>> start Extracted records

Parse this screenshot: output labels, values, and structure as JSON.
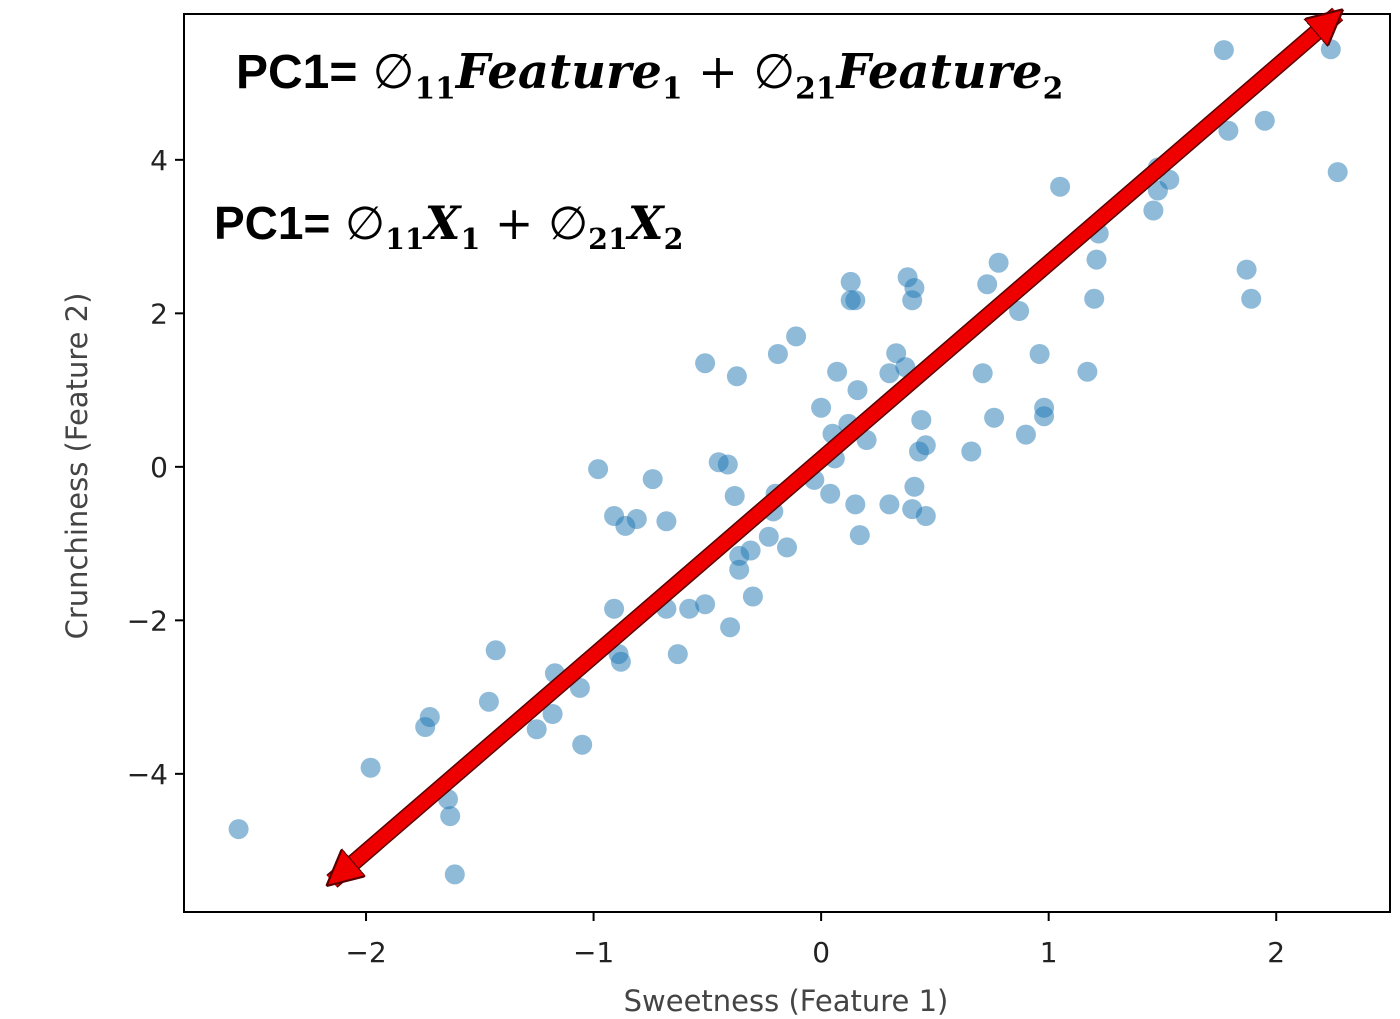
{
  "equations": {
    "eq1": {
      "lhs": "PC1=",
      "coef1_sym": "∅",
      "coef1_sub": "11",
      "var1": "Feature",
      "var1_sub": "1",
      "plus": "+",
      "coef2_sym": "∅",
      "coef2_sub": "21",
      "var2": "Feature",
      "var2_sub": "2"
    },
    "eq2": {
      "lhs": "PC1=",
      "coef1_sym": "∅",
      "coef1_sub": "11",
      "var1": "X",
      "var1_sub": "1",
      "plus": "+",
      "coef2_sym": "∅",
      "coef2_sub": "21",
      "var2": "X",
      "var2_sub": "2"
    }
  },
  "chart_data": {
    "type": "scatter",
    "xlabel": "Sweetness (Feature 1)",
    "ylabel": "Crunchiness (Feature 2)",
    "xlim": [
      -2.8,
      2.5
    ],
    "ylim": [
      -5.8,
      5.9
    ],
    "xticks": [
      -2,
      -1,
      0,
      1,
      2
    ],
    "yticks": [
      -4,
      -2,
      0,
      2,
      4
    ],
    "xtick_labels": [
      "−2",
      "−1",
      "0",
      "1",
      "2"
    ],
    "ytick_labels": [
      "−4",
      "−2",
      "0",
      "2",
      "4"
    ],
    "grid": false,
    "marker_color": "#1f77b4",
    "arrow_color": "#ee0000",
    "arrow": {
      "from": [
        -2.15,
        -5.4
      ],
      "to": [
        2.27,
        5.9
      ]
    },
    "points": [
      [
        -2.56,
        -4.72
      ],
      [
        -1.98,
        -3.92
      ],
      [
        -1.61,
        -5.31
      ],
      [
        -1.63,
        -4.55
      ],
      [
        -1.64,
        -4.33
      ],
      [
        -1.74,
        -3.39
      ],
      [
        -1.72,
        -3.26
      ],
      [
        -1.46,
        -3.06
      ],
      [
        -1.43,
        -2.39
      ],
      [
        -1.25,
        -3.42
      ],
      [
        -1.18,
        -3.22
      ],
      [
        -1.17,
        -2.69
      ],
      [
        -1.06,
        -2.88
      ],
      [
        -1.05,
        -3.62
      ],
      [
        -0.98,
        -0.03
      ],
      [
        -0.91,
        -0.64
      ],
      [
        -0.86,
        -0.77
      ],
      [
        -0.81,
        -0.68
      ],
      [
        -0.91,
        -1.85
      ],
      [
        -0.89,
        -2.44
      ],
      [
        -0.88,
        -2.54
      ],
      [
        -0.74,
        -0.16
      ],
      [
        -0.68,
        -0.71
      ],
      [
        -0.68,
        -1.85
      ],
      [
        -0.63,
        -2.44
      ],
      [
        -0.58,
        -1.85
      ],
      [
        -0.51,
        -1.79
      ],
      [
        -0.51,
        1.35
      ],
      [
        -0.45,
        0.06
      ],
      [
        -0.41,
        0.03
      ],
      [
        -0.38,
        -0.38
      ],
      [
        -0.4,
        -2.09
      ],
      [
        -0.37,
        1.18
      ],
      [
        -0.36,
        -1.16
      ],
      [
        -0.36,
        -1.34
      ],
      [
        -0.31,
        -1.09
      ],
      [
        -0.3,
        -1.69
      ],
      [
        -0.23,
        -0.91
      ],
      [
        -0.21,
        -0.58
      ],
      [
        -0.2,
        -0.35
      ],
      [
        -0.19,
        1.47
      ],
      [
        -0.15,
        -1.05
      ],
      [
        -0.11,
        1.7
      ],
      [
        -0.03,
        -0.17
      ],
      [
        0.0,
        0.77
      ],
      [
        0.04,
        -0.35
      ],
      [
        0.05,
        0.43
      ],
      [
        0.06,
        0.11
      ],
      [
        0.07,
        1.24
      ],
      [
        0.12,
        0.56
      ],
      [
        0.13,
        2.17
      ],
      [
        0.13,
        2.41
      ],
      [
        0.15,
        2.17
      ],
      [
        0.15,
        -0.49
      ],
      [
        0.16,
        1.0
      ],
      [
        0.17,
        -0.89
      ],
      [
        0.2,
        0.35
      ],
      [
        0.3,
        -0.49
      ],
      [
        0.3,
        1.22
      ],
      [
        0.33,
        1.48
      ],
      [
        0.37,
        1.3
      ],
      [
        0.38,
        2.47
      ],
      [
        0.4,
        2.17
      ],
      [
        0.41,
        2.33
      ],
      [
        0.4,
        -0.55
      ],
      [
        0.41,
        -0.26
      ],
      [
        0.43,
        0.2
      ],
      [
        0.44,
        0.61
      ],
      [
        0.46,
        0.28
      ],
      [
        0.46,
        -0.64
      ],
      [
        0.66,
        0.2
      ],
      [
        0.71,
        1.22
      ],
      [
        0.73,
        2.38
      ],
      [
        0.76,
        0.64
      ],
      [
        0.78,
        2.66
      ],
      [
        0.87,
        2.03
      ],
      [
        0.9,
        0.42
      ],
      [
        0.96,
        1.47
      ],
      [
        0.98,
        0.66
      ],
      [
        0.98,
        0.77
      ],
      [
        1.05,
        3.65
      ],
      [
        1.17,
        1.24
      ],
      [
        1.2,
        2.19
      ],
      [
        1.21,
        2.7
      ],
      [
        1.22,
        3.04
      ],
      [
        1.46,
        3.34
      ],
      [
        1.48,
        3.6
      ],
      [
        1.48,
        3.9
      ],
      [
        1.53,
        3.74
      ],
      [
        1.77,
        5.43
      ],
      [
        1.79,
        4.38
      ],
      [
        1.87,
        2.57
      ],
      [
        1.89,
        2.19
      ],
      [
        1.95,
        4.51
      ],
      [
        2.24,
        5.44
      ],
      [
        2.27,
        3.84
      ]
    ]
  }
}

>> end Extracted records

The material above holds pictures; copy everything else in it exactly.

* _Finished answer_:
Parse this screenshot: output labels, values, and structure as JSON.
{
  "equations": {
    "eq1": {
      "lhs": "PC1=",
      "coef1_sym": "∅",
      "coef1_sub": "11",
      "var1": "Feature",
      "var1_sub": "1",
      "plus": "+",
      "coef2_sym": "∅",
      "coef2_sub": "21",
      "var2": "Feature",
      "var2_sub": "2"
    },
    "eq2": {
      "lhs": "PC1=",
      "coef1_sym": "∅",
      "coef1_sub": "11",
      "var1": "X",
      "var1_sub": "1",
      "plus": "+",
      "coef2_sym": "∅",
      "coef2_sub": "21",
      "var2": "X",
      "var2_sub": "2"
    }
  },
  "chart_data": {
    "type": "scatter",
    "xlabel": "Sweetness (Feature 1)",
    "ylabel": "Crunchiness (Feature 2)",
    "xlim": [
      -2.8,
      2.5
    ],
    "ylim": [
      -5.8,
      5.9
    ],
    "xticks": [
      -2,
      -1,
      0,
      1,
      2
    ],
    "yticks": [
      -4,
      -2,
      0,
      2,
      4
    ],
    "xtick_labels": [
      "−2",
      "−1",
      "0",
      "1",
      "2"
    ],
    "ytick_labels": [
      "−4",
      "−2",
      "0",
      "2",
      "4"
    ],
    "grid": false,
    "marker_color": "#1f77b4",
    "arrow_color": "#ee0000",
    "arrow": {
      "from": [
        -2.15,
        -5.4
      ],
      "to": [
        2.27,
        5.9
      ]
    },
    "points": [
      [
        -2.56,
        -4.72
      ],
      [
        -1.98,
        -3.92
      ],
      [
        -1.61,
        -5.31
      ],
      [
        -1.63,
        -4.55
      ],
      [
        -1.64,
        -4.33
      ],
      [
        -1.74,
        -3.39
      ],
      [
        -1.72,
        -3.26
      ],
      [
        -1.46,
        -3.06
      ],
      [
        -1.43,
        -2.39
      ],
      [
        -1.25,
        -3.42
      ],
      [
        -1.18,
        -3.22
      ],
      [
        -1.17,
        -2.69
      ],
      [
        -1.06,
        -2.88
      ],
      [
        -1.05,
        -3.62
      ],
      [
        -0.98,
        -0.03
      ],
      [
        -0.91,
        -0.64
      ],
      [
        -0.86,
        -0.77
      ],
      [
        -0.81,
        -0.68
      ],
      [
        -0.91,
        -1.85
      ],
      [
        -0.89,
        -2.44
      ],
      [
        -0.88,
        -2.54
      ],
      [
        -0.74,
        -0.16
      ],
      [
        -0.68,
        -0.71
      ],
      [
        -0.68,
        -1.85
      ],
      [
        -0.63,
        -2.44
      ],
      [
        -0.58,
        -1.85
      ],
      [
        -0.51,
        -1.79
      ],
      [
        -0.51,
        1.35
      ],
      [
        -0.45,
        0.06
      ],
      [
        -0.41,
        0.03
      ],
      [
        -0.38,
        -0.38
      ],
      [
        -0.4,
        -2.09
      ],
      [
        -0.37,
        1.18
      ],
      [
        -0.36,
        -1.16
      ],
      [
        -0.36,
        -1.34
      ],
      [
        -0.31,
        -1.09
      ],
      [
        -0.3,
        -1.69
      ],
      [
        -0.23,
        -0.91
      ],
      [
        -0.21,
        -0.58
      ],
      [
        -0.2,
        -0.35
      ],
      [
        -0.19,
        1.47
      ],
      [
        -0.15,
        -1.05
      ],
      [
        -0.11,
        1.7
      ],
      [
        -0.03,
        -0.17
      ],
      [
        0.0,
        0.77
      ],
      [
        0.04,
        -0.35
      ],
      [
        0.05,
        0.43
      ],
      [
        0.06,
        0.11
      ],
      [
        0.07,
        1.24
      ],
      [
        0.12,
        0.56
      ],
      [
        0.13,
        2.17
      ],
      [
        0.13,
        2.41
      ],
      [
        0.15,
        2.17
      ],
      [
        0.15,
        -0.49
      ],
      [
        0.16,
        1.0
      ],
      [
        0.17,
        -0.89
      ],
      [
        0.2,
        0.35
      ],
      [
        0.3,
        -0.49
      ],
      [
        0.3,
        1.22
      ],
      [
        0.33,
        1.48
      ],
      [
        0.37,
        1.3
      ],
      [
        0.38,
        2.47
      ],
      [
        0.4,
        2.17
      ],
      [
        0.41,
        2.33
      ],
      [
        0.4,
        -0.55
      ],
      [
        0.41,
        -0.26
      ],
      [
        0.43,
        0.2
      ],
      [
        0.44,
        0.61
      ],
      [
        0.46,
        0.28
      ],
      [
        0.46,
        -0.64
      ],
      [
        0.66,
        0.2
      ],
      [
        0.71,
        1.22
      ],
      [
        0.73,
        2.38
      ],
      [
        0.76,
        0.64
      ],
      [
        0.78,
        2.66
      ],
      [
        0.87,
        2.03
      ],
      [
        0.9,
        0.42
      ],
      [
        0.96,
        1.47
      ],
      [
        0.98,
        0.66
      ],
      [
        0.98,
        0.77
      ],
      [
        1.05,
        3.65
      ],
      [
        1.17,
        1.24
      ],
      [
        1.2,
        2.19
      ],
      [
        1.21,
        2.7
      ],
      [
        1.22,
        3.04
      ],
      [
        1.46,
        3.34
      ],
      [
        1.48,
        3.6
      ],
      [
        1.48,
        3.9
      ],
      [
        1.53,
        3.74
      ],
      [
        1.77,
        5.43
      ],
      [
        1.79,
        4.38
      ],
      [
        1.87,
        2.57
      ],
      [
        1.89,
        2.19
      ],
      [
        1.95,
        4.51
      ],
      [
        2.24,
        5.44
      ],
      [
        2.27,
        3.84
      ]
    ]
  }
}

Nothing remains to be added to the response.